Opdrachten -
1 - Op welke datum werd volgens het fragment over de omgevingsvergunning een vergunning verleend voor de bouw van een tijdelijke woning?
2 - Hervat het fragment over de omgevingsvergunning na de laatste zin die er staat.

Fragment -
12. De rechtbank stelt vast dat op 22 april 2020 een omgevingsvergunning is verleend voor de bouw van een tijdelijke woning. Deze tijdelijke woning dient als woning tijdens de bouwfase van de nieuwe woning die is vergund in het primaire besluit. De rechtbank is het met eiser eens dat met het verlenen van het primaire besluit er een tweede woning toegestaan wordt binnen het bestemmingsvlak op de planlocatie. Op hetzelfde moment zijn er dus twee woningen toegestaan, de tijdelijke woning en de nieuwe woning. Dat is in strijd met artikel 19.2.2, lid a, van het bestemmingsplan, nu volgens dat artikel slechts één woning per bestemmingsvlak is toegestaan. In het primaire besluit heeft het college uitsluitend een omgevingsvergunning verleend voor de activiteit bouwen en niet ook voor de activiteit het gebruiken van gronden of bouwwerken in strijd met een bestemmingsplan, zoals bedoeld in artikel 2.1, eerste lid, onder c, van de Wabo. Dat had het college wel moeten doen. De beroepsgrond slaagt.
13. De rechtbank zal in de conclusie nader ingaan op de gevolgen voor het bestreden besluit.
Is het bouwplan in strijd met de aanduiding ‘milieuzone – grondwaterbeschermingsgebied’?
14. Volgens artikel 28.1, lid a, van de planregels zijn bouwwerken binnen de gebiedsaanduiding 'milieuzone – grondwaterbeschermingsgebied’ alleen toegestaan als deze bouwwerken ten behoeve van het grondwaterbeschermingsgebied zijn. Volgens artikel 28.1, onder b, van de planregels kan het college bij omgevingsvergunning afwijken van onder a.
15. De rechtbank stelt vast dat de bouw van de woning in strijd is met artikel 28.1, onder a, omdat de woning geen bouwwerk is ten behoeve van het grondwaterbeschermingsgebied. Dat betekent dat eiser voor de bouw van zijn woning ook een omgevingsvergunning nodig heeft voor de activiteit afwijken van het bestemmingsplan zoals bedoeld in artikel 2.1, eerste lid, onder c, van de Wabo. Die activiteit is ook niet vergund in het primaire besluit voor het bouwen van de woning in strijd met artikel 28.1, onder a, van het bestemmingsplan. Dat levert een gebrek op in de besluitvorming.

Annotaties van beeldgebieden
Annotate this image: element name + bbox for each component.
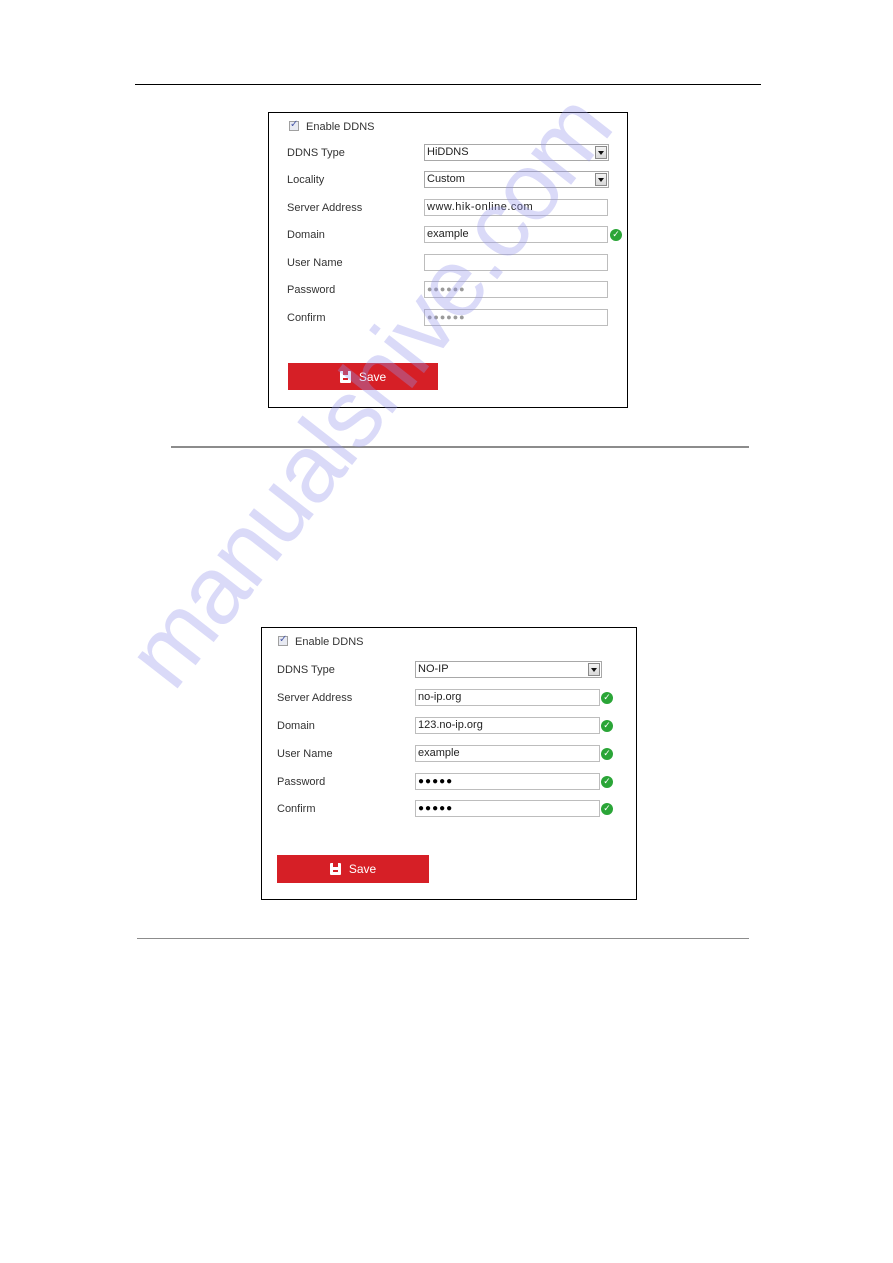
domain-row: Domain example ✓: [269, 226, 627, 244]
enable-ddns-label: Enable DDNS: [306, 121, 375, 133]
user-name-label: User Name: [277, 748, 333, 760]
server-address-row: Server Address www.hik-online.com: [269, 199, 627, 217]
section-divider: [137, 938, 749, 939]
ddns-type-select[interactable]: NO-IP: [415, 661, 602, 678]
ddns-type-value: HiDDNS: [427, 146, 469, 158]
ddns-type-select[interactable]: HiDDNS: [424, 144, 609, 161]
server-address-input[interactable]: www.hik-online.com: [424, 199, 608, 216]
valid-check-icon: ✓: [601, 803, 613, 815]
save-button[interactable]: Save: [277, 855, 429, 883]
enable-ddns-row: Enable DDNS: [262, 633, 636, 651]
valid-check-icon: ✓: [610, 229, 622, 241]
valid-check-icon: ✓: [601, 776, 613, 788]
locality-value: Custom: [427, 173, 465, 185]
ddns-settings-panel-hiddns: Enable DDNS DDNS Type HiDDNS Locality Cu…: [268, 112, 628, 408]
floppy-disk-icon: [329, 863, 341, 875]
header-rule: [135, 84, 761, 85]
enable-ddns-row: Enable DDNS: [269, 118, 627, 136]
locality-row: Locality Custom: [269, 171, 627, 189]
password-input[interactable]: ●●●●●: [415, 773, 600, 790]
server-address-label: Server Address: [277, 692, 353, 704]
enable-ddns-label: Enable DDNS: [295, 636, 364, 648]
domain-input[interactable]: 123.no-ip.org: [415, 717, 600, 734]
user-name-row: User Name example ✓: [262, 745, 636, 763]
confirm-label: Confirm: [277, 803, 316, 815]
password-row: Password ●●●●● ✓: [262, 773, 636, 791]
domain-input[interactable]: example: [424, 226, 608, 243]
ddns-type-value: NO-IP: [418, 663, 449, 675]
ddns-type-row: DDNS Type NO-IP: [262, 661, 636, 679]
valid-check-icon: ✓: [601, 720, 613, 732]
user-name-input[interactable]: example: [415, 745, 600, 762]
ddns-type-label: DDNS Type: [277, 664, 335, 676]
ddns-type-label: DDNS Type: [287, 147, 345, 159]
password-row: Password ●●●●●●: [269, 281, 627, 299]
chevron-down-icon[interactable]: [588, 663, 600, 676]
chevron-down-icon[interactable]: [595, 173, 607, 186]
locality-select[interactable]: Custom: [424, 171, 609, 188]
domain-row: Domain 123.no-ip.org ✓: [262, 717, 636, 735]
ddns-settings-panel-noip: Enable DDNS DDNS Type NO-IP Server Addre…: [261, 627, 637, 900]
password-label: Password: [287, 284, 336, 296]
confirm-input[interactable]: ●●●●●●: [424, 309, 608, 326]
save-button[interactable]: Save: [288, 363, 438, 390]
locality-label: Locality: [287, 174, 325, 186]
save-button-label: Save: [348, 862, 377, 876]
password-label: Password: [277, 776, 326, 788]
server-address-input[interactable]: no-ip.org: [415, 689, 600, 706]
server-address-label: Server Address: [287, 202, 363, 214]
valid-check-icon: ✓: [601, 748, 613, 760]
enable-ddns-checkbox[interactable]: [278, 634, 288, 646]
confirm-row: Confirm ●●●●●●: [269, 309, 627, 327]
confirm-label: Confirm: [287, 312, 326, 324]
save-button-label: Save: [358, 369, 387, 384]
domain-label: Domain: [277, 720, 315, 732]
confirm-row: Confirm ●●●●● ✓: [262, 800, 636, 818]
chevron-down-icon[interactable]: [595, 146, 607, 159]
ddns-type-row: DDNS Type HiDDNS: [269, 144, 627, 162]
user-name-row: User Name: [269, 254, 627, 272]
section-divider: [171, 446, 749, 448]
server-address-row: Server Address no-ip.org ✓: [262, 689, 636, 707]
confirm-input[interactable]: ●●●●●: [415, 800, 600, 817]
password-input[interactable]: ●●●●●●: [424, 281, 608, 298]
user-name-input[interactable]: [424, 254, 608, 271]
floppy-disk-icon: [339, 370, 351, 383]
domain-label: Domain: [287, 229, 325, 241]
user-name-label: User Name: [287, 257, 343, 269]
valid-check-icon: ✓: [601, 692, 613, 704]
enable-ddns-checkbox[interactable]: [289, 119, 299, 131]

Antwoorden -
1 - Op 22 april 2020.

2 -
16. Het bestemmingsplan biedt het college de mogelijkheid om via artikel 28.1, onder b, een omgevingsvergunning te verlenen voor de bouw van de woning in strijd met artikel 28.1, onder a. Voorwaarden voor het verlenen van die omgevingsvergunning zijn dat het belang van het grondwaterbeschermingsgebied niet onevenredig wordt geschaad en dat eerst advies is ingewonnen bij de beheerder van het grondwaterbeschermingsgebied. Het college heeft een dergelijk advies niet overgelegd in de procedure bij de rechtbank. Het college verwijst in het bestreden besluit en op de zitting bij de rechtbank naar een advies van 25 november 2020. Dit advies is niet als stuk toegevoegd aan het bestreden besluit. Het college heeft het advies van 25 november 2020 ook niet overgelegd in de procedure bij de rechtbank. Het is daarom voor de rechtbank onduidelijk wat er in het advies staat en van wie dit advies afkomstig is. De rechtbank kan niet beoordelen of uit het gestelde advies van 25 november 2020 blijkt dat de beheerder van het grondwaterbeschermingsgebied vindt dat het belang van het grondwaterbeschermingsgebied niet onevenredig wordt geschaad. De beroepsgrond slaagt.
17. Ook voor dit gebrek zal de rechtbank in de conclusie nader ingaan op de gevolgen voor het bestreden besluit.

Conclusie

18. Het beroep is gegrond. Het college heeft – gelet op de rechtsoverwegingen 12 en 15 – ten onrechte geconcludeerd dat het bouwplan in overeenstemming is met het bestemmingsplan.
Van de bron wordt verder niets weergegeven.